##### RECORDS FOR THIS TASK

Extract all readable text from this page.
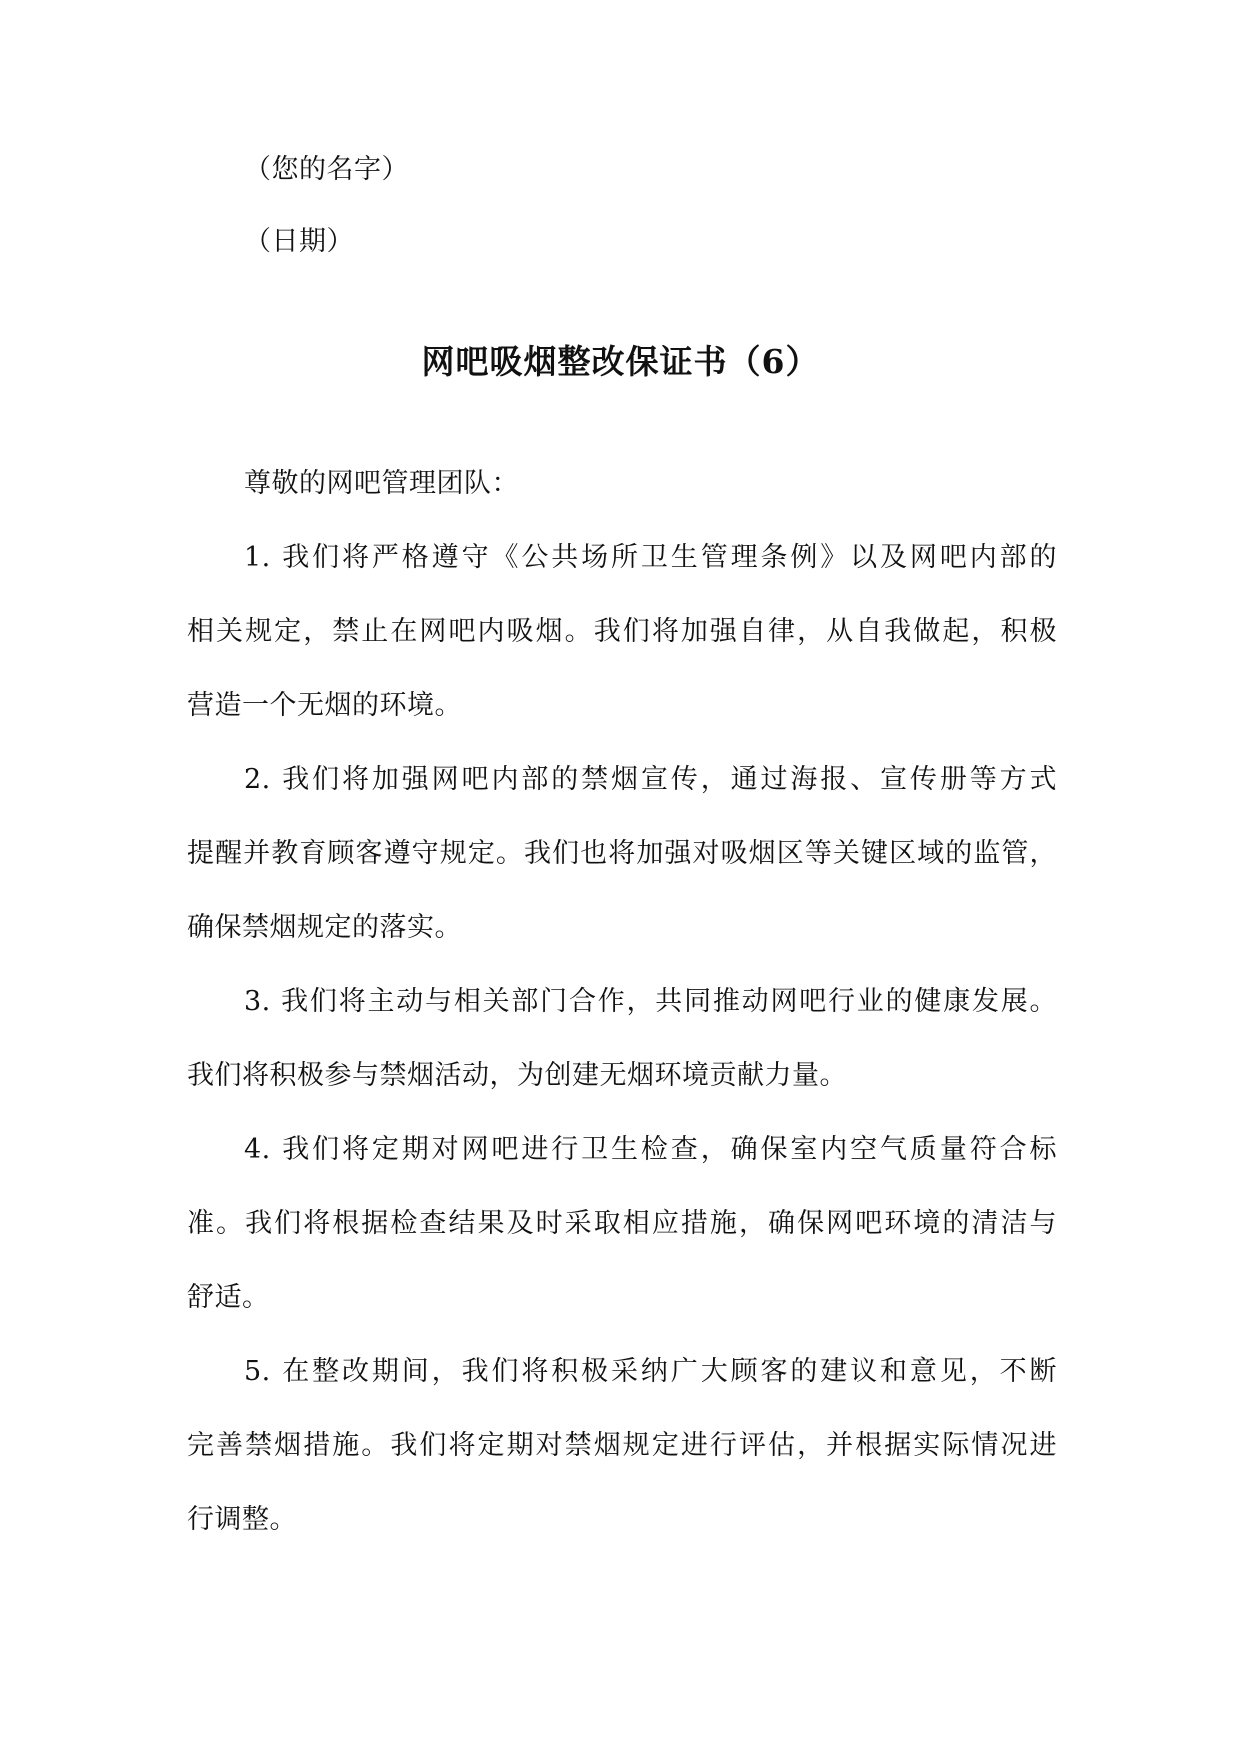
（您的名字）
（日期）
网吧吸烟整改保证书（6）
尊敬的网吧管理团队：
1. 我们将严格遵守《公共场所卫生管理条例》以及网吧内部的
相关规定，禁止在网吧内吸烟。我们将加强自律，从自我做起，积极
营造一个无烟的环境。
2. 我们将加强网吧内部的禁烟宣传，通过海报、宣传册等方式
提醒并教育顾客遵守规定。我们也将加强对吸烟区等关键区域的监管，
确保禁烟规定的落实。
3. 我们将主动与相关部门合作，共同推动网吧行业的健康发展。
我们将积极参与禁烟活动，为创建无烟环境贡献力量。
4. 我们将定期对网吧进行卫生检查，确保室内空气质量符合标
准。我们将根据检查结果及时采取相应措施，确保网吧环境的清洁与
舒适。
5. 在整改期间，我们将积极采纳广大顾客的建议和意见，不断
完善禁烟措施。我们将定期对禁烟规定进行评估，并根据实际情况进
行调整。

##########

* **TASK TO CARRY OUT**
Copy the material exactly. Do not include the pictures.

* **TASK OUTPUT**
Extract all readable text from this page.
（您的名字）
（日期）
网吧吸烟整改保证书（6）
尊敬的网吧管理团队：
1. 我们将严格遵守《公共场所卫生管理条例》以及网吧内部的
相关规定，禁止在网吧内吸烟。我们将加强自律，从自我做起，积极
营造一个无烟的环境。
2. 我们将加强网吧内部的禁烟宣传，通过海报、宣传册等方式
提醒并教育顾客遵守规定。我们也将加强对吸烟区等关键区域的监管，
确保禁烟规定的落实。
3. 我们将主动与相关部门合作，共同推动网吧行业的健康发展。
我们将积极参与禁烟活动，为创建无烟环境贡献力量。
4. 我们将定期对网吧进行卫生检查，确保室内空气质量符合标
准。我们将根据检查结果及时采取相应措施，确保网吧环境的清洁与
舒适。
5. 在整改期间，我们将积极采纳广大顾客的建议和意见，不断
完善禁烟措施。我们将定期对禁烟规定进行评估，并根据实际情况进
行调整。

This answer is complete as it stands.